**Input rows:**
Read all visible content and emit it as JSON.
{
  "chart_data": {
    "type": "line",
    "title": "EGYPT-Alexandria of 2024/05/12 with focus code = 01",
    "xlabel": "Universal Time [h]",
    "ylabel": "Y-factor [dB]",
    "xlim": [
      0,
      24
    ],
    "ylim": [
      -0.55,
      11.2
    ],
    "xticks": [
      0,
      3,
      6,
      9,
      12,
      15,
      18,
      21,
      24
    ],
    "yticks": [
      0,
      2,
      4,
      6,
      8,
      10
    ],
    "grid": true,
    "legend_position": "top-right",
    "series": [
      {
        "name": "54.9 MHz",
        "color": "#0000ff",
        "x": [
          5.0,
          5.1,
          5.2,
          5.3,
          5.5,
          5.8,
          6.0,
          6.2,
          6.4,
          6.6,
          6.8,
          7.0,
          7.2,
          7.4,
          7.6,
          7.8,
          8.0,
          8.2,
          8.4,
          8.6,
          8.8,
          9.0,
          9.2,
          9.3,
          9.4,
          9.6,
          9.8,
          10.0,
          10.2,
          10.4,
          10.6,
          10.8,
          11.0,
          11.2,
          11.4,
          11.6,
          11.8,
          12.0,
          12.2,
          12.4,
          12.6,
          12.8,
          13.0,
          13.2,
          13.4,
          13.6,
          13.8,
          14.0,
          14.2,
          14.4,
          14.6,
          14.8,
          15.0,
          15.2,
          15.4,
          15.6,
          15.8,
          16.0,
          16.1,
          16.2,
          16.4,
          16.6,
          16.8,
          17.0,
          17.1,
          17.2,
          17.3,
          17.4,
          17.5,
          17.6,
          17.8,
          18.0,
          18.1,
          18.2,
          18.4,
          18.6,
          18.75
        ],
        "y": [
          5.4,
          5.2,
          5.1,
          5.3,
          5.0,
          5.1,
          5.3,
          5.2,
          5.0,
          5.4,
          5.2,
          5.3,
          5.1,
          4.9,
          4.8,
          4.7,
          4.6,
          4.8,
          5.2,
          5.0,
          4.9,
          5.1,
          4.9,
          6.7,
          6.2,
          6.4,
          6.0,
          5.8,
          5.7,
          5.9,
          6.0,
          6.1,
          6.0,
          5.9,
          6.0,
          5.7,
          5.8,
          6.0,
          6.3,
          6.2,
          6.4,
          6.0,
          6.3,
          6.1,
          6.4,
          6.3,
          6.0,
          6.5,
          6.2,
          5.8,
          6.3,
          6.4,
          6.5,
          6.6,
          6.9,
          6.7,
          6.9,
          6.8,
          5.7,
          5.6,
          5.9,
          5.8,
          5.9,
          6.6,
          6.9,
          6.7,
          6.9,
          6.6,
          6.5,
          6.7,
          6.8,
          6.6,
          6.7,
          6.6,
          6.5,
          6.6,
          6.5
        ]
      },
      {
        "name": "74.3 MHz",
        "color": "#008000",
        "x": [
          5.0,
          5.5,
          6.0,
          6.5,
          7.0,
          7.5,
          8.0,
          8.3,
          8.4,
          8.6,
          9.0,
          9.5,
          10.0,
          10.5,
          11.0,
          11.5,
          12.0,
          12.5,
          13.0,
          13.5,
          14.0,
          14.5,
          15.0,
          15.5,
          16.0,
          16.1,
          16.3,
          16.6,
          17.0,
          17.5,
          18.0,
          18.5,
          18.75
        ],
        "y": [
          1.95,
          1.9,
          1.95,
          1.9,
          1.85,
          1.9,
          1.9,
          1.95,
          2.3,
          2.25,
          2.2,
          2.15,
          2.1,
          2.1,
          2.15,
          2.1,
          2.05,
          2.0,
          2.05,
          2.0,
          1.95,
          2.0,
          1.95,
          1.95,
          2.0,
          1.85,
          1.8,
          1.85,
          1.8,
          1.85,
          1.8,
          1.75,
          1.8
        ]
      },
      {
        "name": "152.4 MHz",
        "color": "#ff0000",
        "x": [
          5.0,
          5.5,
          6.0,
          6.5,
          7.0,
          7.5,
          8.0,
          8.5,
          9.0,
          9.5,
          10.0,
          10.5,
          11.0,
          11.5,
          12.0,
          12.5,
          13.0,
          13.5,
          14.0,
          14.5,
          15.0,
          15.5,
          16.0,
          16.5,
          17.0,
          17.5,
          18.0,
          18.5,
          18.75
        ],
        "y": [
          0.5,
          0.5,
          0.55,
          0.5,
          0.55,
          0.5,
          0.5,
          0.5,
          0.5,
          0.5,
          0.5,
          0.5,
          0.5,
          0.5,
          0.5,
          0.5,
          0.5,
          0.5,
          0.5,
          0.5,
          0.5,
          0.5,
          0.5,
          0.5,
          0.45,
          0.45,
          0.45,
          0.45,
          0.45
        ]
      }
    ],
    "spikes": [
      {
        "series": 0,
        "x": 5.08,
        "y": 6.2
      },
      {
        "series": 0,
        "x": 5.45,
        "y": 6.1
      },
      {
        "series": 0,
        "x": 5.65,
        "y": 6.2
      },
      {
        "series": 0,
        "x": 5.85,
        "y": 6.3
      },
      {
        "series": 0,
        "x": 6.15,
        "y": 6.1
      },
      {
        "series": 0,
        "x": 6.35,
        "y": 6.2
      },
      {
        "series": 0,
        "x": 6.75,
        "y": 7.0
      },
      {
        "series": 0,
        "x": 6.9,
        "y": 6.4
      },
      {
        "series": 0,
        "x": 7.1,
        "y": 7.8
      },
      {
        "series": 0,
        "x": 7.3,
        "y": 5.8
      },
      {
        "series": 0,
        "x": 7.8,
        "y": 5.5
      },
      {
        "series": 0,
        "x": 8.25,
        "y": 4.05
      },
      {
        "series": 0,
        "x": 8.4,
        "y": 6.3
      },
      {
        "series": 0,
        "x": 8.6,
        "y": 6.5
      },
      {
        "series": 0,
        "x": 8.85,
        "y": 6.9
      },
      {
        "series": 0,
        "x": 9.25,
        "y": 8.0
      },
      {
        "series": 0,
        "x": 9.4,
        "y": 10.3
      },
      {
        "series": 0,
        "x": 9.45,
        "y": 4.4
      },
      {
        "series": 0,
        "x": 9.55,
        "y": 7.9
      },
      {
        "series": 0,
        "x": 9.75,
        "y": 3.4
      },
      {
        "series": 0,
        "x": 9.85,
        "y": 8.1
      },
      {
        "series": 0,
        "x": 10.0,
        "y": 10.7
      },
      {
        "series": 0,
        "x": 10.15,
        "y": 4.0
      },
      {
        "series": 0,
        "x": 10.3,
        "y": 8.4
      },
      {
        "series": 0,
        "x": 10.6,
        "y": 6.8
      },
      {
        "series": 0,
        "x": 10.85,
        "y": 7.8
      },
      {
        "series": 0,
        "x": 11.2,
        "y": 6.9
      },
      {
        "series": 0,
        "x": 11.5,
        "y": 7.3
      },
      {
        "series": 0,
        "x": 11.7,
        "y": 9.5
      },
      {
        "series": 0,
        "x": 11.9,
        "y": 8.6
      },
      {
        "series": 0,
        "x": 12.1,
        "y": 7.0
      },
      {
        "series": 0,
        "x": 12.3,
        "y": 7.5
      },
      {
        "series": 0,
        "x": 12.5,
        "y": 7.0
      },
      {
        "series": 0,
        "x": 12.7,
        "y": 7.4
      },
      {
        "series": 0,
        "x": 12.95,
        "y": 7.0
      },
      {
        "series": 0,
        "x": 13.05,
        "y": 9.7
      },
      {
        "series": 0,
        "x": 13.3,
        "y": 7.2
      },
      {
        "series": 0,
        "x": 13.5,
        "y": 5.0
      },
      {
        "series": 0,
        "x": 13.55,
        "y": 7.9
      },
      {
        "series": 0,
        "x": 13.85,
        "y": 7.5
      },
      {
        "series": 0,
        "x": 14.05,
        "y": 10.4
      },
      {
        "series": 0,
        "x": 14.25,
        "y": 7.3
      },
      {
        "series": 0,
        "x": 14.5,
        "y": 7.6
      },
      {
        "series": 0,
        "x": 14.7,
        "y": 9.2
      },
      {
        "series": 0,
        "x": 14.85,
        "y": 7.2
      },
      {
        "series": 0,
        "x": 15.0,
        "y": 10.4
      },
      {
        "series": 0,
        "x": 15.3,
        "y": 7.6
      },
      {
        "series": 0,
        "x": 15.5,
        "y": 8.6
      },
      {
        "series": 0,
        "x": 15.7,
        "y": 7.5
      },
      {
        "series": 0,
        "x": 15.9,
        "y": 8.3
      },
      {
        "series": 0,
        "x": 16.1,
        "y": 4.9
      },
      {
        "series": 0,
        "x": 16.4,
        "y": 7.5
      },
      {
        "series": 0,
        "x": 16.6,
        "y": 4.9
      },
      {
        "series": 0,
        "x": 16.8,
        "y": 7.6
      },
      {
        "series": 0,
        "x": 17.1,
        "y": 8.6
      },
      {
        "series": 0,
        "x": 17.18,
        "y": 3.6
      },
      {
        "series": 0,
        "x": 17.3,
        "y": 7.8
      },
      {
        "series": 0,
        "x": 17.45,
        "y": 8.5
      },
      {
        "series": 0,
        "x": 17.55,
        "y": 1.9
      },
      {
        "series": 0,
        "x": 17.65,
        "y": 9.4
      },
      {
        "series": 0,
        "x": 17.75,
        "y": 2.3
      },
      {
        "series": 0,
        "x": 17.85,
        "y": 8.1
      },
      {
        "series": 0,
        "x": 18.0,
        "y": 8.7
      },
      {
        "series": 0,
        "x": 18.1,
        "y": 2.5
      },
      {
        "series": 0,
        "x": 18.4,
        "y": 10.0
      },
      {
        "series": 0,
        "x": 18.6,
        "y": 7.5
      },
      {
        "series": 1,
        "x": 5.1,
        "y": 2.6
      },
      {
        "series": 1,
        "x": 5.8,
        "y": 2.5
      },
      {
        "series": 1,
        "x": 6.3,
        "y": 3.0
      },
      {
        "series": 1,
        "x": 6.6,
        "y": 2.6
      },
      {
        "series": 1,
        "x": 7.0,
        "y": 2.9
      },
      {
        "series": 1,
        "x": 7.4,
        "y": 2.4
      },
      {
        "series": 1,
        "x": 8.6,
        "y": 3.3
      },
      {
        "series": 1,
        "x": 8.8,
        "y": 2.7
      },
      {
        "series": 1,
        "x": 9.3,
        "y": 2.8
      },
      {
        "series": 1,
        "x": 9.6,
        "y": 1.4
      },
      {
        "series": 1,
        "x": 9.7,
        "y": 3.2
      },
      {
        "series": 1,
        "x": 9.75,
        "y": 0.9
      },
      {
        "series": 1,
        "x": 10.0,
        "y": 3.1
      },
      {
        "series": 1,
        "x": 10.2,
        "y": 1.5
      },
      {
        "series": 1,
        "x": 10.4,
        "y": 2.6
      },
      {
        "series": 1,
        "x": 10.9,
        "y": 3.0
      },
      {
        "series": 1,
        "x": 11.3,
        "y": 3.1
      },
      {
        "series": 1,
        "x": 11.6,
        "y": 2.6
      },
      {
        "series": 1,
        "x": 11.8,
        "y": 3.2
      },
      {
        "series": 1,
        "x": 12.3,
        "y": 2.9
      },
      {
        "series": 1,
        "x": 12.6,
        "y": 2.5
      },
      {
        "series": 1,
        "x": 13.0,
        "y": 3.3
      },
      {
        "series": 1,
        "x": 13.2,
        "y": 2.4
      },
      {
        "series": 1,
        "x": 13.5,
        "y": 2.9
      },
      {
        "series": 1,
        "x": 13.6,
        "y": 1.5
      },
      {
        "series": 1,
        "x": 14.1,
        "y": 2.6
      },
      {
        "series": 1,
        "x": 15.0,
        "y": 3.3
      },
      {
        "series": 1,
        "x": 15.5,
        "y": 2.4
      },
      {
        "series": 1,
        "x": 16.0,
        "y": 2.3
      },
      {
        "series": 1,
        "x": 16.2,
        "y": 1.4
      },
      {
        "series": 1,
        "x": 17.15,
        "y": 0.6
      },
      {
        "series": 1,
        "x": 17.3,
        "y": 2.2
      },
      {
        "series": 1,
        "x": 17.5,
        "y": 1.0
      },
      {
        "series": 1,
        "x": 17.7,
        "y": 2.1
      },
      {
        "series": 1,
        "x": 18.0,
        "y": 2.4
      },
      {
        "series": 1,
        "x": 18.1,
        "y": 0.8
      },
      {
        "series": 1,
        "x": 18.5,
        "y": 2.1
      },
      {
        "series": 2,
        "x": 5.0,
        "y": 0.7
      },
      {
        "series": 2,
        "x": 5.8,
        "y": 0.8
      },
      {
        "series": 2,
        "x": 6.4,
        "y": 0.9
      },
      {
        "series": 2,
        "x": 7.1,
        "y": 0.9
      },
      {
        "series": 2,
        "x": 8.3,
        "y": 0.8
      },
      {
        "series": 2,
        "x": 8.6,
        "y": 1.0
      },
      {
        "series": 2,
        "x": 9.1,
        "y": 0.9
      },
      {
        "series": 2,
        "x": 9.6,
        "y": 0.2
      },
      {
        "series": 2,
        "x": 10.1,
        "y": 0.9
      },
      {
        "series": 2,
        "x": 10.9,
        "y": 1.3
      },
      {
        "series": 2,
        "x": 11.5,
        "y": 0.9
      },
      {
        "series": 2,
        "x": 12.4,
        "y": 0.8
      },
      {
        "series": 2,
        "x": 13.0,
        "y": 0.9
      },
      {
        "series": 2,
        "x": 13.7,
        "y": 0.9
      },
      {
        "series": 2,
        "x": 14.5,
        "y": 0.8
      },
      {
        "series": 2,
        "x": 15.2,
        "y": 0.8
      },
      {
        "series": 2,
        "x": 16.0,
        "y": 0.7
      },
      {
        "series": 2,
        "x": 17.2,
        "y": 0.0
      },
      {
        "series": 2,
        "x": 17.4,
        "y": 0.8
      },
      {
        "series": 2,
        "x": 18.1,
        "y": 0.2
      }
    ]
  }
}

**Exercise:** Report each line of the material above where the word "name" appears.

**Result of the exercise:**
        "name": "54.9 MHz",
        "name": "74.3 MHz",
        "name": "152.4 MHz",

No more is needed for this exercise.